Provided entries ▸
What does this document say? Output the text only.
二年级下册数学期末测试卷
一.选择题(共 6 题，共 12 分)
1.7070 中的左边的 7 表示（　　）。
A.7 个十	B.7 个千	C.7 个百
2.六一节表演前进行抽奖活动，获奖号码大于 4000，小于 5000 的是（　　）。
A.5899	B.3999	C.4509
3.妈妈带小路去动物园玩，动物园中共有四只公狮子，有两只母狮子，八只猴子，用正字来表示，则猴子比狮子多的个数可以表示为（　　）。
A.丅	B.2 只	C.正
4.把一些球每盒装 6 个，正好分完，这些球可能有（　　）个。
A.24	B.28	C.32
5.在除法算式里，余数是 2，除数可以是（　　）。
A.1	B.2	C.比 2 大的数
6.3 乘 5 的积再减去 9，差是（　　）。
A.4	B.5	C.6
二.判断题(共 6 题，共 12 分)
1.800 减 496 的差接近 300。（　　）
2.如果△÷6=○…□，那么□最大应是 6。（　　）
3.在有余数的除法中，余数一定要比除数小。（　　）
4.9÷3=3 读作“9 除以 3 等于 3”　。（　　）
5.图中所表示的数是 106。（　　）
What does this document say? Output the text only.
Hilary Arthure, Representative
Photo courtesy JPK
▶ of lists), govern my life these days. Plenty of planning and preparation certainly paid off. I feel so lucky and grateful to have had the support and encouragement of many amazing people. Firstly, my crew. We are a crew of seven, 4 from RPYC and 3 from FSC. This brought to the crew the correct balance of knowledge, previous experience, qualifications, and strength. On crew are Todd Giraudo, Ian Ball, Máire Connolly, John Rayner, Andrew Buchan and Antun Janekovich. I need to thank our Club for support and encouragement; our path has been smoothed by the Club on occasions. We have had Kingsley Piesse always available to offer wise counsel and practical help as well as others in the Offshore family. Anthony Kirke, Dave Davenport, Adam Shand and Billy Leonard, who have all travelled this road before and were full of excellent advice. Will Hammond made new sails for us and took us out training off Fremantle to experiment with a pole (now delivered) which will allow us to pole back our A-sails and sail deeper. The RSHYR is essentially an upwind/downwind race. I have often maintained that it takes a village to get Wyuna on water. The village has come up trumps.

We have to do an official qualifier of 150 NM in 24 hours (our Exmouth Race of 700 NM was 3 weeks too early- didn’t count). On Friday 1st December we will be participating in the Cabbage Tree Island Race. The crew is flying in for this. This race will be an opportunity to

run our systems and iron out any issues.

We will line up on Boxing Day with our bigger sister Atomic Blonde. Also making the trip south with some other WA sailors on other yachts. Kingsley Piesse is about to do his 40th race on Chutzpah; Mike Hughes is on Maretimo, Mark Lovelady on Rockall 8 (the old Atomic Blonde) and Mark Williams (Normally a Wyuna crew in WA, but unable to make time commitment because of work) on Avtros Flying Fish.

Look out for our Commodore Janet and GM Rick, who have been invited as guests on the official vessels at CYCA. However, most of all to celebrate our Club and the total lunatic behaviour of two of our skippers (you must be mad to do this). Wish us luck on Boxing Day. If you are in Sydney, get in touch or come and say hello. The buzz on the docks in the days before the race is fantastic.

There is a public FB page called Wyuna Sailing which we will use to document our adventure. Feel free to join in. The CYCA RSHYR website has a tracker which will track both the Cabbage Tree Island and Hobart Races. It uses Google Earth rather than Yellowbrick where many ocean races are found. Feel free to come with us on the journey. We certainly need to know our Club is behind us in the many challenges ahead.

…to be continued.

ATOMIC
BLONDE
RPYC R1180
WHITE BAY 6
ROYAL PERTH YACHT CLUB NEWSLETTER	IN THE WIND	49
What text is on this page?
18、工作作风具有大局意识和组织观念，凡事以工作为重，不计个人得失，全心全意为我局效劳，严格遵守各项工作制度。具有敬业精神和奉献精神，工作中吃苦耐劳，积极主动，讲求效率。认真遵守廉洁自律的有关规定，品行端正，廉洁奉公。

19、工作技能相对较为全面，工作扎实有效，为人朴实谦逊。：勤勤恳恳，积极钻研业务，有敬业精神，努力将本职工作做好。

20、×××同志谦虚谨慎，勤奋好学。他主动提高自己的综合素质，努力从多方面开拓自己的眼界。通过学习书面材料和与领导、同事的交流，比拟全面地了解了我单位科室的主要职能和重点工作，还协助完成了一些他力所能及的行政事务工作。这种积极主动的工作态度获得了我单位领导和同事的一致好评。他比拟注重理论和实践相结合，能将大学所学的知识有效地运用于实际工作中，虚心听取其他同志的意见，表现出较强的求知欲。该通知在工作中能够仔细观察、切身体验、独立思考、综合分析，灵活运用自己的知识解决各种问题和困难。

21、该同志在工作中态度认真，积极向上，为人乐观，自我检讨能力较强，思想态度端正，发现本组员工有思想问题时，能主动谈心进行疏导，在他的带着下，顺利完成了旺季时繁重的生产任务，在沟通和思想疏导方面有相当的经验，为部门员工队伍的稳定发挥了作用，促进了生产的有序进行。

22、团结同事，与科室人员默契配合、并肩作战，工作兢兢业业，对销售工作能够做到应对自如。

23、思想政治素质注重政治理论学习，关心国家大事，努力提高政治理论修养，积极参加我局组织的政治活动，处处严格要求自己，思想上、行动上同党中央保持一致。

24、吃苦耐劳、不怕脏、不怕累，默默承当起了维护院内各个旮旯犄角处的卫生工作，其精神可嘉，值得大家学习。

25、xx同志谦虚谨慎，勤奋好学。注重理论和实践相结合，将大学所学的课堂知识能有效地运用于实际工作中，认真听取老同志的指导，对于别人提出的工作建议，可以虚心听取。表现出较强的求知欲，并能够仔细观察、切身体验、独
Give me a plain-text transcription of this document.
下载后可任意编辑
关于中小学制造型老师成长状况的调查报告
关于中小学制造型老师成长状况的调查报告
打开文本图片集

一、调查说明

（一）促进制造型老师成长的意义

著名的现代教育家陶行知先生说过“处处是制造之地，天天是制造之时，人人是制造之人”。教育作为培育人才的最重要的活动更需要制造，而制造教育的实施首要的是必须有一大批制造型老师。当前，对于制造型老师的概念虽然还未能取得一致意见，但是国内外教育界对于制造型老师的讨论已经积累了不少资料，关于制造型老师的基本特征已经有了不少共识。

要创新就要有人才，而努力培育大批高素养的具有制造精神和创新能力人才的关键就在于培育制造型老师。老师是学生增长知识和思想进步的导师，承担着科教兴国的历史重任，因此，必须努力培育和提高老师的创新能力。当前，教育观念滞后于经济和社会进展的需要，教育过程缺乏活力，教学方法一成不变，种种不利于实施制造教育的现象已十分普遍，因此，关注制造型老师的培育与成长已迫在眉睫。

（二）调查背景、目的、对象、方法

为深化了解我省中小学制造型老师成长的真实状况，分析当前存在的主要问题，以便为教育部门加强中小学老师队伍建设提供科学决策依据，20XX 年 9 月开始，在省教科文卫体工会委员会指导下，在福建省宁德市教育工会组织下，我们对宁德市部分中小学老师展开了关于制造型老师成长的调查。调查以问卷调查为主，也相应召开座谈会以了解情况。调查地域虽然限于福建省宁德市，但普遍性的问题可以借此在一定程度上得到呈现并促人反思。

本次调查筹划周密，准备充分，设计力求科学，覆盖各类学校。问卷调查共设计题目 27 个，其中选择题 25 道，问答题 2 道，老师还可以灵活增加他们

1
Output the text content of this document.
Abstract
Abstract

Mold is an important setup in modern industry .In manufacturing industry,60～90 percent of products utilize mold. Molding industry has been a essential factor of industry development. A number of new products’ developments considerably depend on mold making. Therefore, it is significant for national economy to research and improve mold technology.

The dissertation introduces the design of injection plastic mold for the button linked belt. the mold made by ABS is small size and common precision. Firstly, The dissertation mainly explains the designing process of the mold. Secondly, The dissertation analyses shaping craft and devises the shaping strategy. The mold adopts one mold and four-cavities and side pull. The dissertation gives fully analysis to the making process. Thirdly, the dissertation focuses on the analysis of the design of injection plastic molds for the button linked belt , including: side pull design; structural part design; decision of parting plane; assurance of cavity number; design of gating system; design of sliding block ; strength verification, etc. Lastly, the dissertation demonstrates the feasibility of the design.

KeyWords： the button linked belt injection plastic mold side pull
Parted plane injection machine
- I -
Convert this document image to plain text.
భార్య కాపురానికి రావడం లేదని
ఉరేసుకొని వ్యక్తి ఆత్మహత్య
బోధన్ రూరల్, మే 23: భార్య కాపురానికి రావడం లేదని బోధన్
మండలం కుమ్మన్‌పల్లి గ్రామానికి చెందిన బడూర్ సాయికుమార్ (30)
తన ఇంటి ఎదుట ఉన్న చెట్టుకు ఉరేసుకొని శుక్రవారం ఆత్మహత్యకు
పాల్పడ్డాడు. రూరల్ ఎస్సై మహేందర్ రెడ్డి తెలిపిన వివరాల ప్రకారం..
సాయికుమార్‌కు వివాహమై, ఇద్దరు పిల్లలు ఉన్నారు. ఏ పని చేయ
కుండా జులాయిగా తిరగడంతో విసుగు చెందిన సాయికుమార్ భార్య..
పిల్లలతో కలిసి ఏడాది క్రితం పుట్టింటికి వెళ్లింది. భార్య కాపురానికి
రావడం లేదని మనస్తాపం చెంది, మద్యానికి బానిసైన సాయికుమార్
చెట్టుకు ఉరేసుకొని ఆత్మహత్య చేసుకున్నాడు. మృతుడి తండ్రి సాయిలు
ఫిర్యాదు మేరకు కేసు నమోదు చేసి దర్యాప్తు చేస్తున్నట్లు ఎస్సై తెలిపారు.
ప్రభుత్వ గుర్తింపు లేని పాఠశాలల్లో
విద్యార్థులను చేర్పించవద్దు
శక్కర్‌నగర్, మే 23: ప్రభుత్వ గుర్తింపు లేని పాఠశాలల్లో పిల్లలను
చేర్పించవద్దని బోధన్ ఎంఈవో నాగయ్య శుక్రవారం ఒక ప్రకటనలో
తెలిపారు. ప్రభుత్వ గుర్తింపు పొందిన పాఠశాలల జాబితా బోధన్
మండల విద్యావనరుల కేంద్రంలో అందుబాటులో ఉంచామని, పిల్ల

Exercise brief ▸ Filter the entries and copy out every line with the word "text".

Result below ▸
What does this document say? Output the text only.
What does this document say? Output the text only.
What text is on this page?
Give me a plain-text transcription of this document.
Output the text content of this document.
Convert this document image to plain text.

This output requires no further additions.